-- start of Data records --

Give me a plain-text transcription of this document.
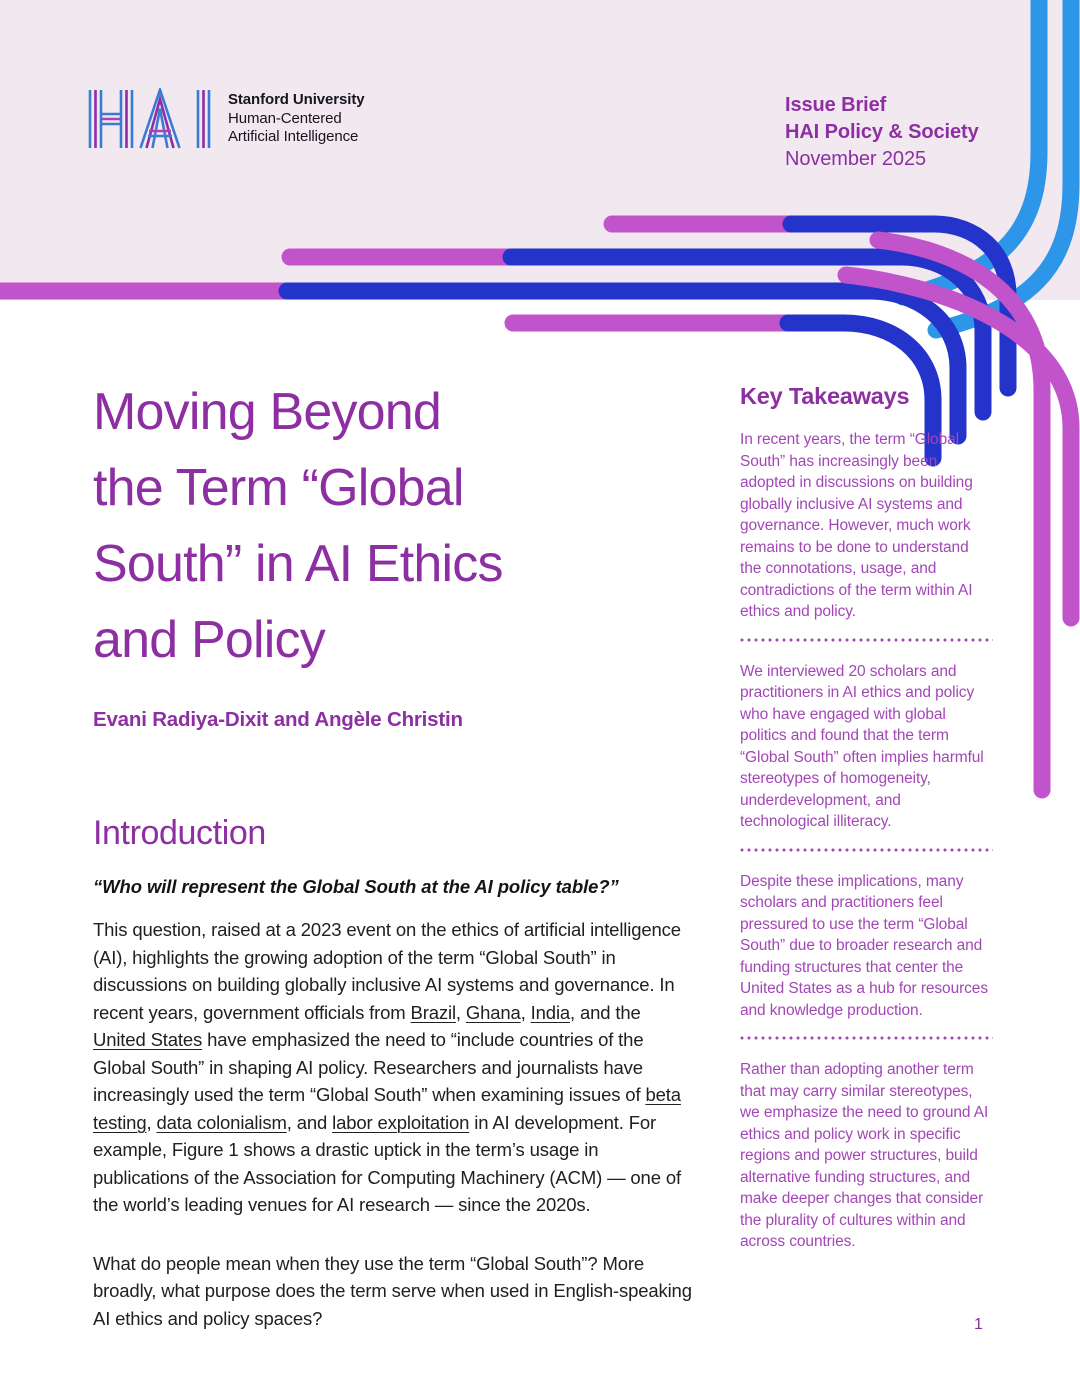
Stanford University
Human-Centered
Artificial Intelligence
Issue Brief
HAI Policy & Society
November 2025
Moving Beyond
the Term “Global
South” in AI Ethics
and Policy
Evani Radiya-Dixit and Angèle Christin
Introduction
“Who will represent the Global South at the AI policy table?”

This question, raised at a 2023 event on the ethics of artificial intelligence (AI), highlights the growing adoption of the term “Global South” in discussions on building globally inclusive AI systems and governance. In recent years, government officials from Brazil, Ghana, India, and the United States have emphasized the need to “include countries of the Global South” in shaping AI policy. Researchers and journalists have increasingly used the term “Global South” when examining issues of beta testing, data colonialism, and labor exploitation in AI development. For example, Figure 1 shows a drastic uptick in the term’s usage in publications of the Association for Computing Machinery (ACM) — one of the world’s leading venues for AI research — since the 2020s.

What do people mean when they use the term “Global South”? More broadly, what purpose does the term serve when used in English-speaking AI ethics and policy spaces?

Key Takeaways

In recent years, the term “Global South” has increasingly been adopted in discussions on building globally inclusive AI systems and governance. However, much work remains to be done to understand the connotations, usage, and contradictions of the term within AI ethics and policy.

We interviewed 20 scholars and practitioners in AI ethics and policy who have engaged with global politics and found that the term “Global South” often implies harmful stereotypes of homogeneity, underdevelopment, and technological illiteracy.

Despite these implications, many scholars and practitioners feel pressured to use the term “Global South” due to broader research and funding structures that center the United States as a hub for resources and knowledge production.

Rather than adopting another term that may carry similar stereotypes, we emphasize the need to ground AI ethics and policy work in specific regions and power structures, build alternative funding structures, and make deeper changes that consider the plurality of cultures within and across countries.

1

-- end of Data records --

Only lines with the word "research" should be collected from the material.

## Reply
This question, raised at a 2023 event on the ethics of artificial intelligence (AI), highlights the growing adoption of the term “Global South” in discussions on building globally inclusive AI systems and governance. In recent years, government officials from Brazil, Ghana, India, and the United States have emphasized the need to “include countries of the Global South” in shaping AI policy. Researchers and journalists have increasingly used the term “Global South” when examining issues of beta testing, data colonialism, and labor exploitation in AI development. For example, Figure 1 shows a drastic uptick in the term’s usage in publications of the Association for Computing Machinery (ACM) — one of the world’s leading venues for AI research — since the 2020s.
Despite these implications, many scholars and practitioners feel pressured to use the term “Global South” due to broader research and funding structures that center the United States as a hub for resources and knowledge production.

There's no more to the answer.